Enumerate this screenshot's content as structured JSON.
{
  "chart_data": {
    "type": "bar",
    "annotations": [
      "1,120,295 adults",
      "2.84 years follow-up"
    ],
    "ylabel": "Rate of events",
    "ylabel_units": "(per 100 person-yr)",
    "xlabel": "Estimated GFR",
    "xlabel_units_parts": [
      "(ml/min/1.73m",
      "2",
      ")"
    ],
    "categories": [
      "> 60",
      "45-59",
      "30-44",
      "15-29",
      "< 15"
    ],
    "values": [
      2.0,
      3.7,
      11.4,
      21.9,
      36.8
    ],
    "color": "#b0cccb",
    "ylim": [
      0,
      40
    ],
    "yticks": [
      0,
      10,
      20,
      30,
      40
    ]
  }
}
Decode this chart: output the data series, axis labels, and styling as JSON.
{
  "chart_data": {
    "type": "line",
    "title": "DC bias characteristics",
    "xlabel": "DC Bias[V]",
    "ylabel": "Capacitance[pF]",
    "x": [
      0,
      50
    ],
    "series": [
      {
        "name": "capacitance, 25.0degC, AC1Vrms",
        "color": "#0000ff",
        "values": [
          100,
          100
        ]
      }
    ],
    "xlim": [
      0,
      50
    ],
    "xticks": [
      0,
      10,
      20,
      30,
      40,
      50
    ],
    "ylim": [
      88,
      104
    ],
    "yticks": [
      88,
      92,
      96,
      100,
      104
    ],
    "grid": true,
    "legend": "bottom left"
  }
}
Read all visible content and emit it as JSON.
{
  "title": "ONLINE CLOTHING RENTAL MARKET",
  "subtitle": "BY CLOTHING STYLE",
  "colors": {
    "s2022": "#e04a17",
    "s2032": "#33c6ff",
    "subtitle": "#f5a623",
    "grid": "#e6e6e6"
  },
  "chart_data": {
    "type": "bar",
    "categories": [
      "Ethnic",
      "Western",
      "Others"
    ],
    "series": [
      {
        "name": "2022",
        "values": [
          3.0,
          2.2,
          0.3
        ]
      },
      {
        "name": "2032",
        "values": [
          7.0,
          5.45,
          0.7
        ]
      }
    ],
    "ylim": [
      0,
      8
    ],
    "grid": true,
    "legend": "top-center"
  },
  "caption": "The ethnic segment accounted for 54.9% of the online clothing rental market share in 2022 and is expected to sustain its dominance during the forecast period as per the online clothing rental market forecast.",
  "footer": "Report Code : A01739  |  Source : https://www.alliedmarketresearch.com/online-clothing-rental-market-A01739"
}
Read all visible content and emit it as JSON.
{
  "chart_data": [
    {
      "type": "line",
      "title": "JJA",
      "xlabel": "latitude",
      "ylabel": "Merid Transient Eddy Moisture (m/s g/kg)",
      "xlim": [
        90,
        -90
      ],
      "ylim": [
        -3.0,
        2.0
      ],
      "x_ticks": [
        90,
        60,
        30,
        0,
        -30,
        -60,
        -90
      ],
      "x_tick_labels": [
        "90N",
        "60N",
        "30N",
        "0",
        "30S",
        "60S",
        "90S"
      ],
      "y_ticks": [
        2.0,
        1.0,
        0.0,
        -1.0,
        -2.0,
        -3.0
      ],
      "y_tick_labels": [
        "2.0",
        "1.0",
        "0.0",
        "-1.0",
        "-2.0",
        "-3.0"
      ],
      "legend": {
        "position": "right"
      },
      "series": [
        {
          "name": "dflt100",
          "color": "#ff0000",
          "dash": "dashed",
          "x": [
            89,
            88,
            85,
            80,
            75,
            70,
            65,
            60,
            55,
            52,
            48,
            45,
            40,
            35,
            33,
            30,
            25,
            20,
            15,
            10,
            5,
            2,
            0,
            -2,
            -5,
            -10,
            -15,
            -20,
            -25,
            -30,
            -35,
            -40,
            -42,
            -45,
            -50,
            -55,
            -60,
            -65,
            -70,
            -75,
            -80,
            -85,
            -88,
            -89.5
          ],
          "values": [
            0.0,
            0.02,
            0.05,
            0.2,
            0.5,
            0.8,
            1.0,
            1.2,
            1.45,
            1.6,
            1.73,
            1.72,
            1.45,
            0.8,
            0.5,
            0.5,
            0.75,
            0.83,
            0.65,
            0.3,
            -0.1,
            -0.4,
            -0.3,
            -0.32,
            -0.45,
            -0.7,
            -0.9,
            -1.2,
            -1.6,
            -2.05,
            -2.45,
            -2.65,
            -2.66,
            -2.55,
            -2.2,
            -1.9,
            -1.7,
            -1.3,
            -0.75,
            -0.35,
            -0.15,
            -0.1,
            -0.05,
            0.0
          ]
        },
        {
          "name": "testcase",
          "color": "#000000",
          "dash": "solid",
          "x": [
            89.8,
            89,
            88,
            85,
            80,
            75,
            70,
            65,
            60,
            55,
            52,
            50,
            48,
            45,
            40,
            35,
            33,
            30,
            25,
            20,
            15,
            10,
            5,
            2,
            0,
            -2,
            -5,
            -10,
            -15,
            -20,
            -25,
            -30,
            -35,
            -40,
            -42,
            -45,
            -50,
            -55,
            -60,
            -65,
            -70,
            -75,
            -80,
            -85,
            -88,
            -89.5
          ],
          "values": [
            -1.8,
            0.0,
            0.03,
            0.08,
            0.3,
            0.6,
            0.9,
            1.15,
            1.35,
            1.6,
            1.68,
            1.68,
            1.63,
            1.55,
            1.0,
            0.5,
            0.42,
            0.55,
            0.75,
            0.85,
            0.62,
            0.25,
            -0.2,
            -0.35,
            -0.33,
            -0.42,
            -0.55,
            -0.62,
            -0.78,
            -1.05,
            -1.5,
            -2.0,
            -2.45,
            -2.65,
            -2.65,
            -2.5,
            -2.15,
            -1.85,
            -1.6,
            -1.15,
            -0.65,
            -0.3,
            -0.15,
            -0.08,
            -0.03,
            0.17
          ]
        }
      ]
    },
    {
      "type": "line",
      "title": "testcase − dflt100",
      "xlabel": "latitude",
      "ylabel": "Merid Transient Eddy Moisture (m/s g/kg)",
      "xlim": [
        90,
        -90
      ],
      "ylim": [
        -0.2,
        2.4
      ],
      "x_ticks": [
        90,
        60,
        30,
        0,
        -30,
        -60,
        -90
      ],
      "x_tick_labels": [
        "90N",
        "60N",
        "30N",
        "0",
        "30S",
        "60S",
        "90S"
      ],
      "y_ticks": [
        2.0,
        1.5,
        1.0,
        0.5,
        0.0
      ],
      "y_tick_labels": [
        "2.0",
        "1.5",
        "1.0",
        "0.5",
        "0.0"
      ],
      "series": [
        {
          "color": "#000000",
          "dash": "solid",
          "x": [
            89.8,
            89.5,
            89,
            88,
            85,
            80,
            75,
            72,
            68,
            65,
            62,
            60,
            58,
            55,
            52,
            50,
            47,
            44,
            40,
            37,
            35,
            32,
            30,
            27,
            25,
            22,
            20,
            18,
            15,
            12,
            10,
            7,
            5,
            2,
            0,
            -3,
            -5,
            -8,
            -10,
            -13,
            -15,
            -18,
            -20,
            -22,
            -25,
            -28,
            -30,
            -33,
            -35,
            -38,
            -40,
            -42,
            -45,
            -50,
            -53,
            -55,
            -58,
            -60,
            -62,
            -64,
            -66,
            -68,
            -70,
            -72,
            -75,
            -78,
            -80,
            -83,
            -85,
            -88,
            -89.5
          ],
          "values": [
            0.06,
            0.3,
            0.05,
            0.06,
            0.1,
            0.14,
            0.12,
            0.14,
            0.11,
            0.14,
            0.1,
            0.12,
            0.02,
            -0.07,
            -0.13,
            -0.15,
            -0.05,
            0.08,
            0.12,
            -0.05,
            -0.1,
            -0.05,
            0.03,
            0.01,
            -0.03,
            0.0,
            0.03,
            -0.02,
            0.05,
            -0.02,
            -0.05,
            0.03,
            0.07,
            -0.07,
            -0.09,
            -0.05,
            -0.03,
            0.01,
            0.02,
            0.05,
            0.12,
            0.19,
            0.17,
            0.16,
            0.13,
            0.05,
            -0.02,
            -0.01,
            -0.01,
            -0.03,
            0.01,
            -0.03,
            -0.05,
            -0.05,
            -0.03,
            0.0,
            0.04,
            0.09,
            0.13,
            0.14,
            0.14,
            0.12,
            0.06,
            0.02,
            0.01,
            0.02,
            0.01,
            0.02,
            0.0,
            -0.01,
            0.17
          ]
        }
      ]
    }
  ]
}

▶ [Aim] In the entries above, find lines with "legend" and copy each.

▶ [Response to the task]
    "legend": "bottom left"
    "legend": "top-center"
      "legend": {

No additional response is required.